* **GOAL**:
Look through the records that follow. Copy every line containing the word "date".

───── SUPPLIED INFORMATION

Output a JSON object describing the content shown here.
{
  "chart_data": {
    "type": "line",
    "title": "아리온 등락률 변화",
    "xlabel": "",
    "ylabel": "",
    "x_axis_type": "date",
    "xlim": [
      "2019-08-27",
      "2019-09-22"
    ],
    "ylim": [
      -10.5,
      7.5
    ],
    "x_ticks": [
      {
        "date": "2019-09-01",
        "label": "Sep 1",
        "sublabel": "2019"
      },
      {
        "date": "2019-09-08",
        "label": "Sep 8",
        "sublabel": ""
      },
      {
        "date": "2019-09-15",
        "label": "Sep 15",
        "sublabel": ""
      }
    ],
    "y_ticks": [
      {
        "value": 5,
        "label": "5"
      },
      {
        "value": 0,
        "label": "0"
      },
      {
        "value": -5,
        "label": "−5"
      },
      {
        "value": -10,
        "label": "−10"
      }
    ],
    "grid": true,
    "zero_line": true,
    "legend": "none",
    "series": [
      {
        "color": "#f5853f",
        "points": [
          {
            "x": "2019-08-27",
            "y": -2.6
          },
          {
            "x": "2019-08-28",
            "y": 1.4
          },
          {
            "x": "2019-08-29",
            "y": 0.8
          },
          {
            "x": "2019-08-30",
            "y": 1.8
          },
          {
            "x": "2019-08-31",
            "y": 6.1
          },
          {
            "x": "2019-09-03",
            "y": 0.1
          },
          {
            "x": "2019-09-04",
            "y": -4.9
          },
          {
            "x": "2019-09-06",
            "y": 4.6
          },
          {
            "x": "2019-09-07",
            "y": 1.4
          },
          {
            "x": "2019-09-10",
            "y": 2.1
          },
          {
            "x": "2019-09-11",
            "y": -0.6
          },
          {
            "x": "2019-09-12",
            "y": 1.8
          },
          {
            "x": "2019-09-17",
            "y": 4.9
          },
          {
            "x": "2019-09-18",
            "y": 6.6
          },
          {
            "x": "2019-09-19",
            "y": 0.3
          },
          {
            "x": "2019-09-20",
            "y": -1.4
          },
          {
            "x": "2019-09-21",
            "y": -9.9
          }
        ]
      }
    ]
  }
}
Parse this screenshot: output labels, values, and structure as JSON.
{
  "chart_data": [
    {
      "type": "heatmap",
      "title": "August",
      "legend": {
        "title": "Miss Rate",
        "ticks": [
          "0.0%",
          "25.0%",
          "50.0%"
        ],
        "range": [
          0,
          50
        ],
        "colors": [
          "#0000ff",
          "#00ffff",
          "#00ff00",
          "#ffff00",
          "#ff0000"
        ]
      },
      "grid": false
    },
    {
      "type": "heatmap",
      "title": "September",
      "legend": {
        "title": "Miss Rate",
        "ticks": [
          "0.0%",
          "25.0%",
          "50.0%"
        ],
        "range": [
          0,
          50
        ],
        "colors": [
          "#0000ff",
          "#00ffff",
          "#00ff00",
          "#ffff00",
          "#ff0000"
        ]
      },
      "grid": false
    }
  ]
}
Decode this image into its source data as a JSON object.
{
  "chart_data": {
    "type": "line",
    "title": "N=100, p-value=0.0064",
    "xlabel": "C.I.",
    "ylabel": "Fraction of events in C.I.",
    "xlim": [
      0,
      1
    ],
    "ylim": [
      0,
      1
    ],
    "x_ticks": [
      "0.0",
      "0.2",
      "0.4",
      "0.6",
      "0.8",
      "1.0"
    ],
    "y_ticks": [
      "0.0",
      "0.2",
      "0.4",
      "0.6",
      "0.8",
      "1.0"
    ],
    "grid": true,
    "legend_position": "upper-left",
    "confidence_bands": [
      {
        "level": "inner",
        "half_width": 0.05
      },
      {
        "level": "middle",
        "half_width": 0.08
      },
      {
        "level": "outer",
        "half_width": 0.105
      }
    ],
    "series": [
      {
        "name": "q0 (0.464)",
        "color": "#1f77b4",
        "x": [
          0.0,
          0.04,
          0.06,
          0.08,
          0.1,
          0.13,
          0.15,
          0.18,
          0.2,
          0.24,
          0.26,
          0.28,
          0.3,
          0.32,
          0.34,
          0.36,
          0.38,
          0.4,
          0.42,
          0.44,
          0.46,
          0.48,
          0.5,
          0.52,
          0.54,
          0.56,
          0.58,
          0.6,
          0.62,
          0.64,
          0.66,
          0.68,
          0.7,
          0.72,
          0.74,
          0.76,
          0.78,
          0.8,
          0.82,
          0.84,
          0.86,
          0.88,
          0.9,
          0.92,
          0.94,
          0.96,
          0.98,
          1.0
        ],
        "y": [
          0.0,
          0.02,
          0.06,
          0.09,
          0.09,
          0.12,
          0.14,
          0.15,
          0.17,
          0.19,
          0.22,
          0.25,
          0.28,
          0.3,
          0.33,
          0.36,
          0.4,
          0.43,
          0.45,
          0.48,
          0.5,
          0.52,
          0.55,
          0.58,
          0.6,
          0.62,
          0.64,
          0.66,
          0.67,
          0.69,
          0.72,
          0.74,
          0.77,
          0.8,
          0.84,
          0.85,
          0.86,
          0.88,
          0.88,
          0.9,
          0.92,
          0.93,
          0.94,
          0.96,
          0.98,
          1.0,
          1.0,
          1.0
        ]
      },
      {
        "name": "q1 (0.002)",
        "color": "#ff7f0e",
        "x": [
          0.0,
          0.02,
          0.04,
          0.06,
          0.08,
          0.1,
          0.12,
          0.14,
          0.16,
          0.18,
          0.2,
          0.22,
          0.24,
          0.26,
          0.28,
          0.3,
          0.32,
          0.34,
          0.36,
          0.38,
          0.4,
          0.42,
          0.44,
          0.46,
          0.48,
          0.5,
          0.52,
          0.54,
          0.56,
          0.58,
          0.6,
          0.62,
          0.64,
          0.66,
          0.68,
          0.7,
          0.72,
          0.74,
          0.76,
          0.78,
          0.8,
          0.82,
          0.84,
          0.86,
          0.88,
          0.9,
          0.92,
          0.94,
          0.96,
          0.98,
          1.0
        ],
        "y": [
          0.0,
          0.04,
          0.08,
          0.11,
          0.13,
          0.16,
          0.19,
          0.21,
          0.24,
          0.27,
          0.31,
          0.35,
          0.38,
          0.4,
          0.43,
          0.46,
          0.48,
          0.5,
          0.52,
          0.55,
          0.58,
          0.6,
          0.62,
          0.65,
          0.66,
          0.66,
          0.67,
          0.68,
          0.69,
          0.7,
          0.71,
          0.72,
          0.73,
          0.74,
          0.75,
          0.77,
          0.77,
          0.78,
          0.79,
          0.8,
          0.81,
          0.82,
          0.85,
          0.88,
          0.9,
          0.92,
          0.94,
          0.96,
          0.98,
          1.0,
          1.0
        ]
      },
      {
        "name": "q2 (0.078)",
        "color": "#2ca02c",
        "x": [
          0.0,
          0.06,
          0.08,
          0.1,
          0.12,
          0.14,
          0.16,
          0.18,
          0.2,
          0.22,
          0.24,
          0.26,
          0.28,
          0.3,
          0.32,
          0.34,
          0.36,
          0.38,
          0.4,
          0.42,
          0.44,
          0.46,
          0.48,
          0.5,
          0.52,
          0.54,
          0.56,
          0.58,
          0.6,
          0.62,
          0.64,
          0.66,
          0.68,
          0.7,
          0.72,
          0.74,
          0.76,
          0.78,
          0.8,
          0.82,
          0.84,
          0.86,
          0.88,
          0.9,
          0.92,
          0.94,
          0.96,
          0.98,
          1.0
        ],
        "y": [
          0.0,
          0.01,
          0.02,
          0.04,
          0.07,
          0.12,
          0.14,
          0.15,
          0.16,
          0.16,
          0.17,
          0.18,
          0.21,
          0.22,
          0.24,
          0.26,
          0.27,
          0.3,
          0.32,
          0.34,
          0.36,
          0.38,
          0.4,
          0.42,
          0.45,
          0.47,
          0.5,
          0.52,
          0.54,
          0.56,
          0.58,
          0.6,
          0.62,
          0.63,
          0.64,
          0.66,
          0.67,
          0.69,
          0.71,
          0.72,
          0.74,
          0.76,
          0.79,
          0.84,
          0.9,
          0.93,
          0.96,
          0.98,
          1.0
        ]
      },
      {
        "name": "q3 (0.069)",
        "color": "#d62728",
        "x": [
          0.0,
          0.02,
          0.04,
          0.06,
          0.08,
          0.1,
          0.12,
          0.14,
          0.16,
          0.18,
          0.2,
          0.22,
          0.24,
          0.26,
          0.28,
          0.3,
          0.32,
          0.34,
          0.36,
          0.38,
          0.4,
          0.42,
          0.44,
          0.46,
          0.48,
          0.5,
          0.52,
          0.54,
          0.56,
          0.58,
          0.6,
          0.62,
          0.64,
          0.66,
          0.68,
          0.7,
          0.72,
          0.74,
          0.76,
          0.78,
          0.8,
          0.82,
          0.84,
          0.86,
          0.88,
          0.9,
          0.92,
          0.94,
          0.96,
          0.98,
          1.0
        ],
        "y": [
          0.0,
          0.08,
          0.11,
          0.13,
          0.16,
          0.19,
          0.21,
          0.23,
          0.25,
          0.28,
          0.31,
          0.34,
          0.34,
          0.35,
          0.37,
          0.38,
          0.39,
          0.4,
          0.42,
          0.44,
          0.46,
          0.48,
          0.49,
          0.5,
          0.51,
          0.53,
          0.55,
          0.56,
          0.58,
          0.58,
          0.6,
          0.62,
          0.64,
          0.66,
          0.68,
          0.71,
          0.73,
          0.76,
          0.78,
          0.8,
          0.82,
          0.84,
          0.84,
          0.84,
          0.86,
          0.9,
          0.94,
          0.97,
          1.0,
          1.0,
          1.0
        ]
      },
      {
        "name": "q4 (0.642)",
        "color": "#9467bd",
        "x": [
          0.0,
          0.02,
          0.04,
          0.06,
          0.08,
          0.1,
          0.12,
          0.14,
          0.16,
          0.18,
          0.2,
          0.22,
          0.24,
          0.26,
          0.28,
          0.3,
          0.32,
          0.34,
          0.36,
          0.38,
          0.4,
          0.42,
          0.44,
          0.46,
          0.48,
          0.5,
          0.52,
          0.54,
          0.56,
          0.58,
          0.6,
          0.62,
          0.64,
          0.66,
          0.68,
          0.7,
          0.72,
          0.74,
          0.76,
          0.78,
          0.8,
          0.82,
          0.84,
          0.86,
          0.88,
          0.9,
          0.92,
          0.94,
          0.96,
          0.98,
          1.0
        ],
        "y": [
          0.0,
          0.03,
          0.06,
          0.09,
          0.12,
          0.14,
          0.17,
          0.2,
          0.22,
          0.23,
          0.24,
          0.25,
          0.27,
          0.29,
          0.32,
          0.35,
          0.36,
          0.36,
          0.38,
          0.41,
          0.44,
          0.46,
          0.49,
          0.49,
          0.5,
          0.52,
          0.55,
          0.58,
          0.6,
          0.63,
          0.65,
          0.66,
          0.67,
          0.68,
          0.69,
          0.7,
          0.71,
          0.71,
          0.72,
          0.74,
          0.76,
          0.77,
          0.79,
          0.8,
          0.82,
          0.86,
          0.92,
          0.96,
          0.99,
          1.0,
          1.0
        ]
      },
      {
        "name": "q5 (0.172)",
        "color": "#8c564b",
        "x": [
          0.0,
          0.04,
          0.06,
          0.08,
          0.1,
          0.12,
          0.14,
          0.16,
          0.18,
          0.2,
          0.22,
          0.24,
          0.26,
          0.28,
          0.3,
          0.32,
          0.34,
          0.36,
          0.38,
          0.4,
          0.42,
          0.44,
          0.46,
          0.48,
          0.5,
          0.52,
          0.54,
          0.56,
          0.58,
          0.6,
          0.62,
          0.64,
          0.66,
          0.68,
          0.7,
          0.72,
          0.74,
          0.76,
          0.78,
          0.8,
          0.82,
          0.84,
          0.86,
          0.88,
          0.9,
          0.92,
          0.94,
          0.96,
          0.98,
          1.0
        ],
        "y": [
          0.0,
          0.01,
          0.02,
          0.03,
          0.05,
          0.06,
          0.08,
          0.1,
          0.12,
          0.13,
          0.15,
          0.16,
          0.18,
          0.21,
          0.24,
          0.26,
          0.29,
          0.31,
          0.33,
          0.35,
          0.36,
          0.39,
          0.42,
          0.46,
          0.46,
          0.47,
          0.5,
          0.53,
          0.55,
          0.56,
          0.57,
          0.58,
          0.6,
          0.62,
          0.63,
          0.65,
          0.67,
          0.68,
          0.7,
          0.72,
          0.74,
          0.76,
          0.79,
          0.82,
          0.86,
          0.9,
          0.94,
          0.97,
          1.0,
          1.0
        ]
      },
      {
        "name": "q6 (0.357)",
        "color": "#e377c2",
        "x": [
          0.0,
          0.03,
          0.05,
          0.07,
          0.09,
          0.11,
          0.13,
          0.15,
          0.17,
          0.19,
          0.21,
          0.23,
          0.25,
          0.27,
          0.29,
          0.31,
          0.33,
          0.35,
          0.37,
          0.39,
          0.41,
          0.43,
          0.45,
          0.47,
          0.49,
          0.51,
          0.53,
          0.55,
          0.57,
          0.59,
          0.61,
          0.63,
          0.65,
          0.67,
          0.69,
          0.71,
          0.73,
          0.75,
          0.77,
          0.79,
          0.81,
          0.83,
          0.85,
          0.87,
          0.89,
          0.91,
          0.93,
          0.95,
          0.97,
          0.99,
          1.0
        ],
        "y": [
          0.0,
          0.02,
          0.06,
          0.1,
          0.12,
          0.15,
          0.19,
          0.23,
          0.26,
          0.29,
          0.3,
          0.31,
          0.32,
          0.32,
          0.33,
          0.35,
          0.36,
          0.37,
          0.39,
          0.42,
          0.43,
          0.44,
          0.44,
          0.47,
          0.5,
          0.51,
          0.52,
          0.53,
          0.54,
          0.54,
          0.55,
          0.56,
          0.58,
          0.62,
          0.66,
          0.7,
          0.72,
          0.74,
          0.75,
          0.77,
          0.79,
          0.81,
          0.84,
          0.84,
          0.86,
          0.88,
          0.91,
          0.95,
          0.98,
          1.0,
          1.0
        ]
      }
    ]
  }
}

──────────

* **TASK OUTPUT**:
    "x_axis_type": "date",
        "date": "2019-09-01",
        "date": "2019-09-08",
        "date": "2019-09-15",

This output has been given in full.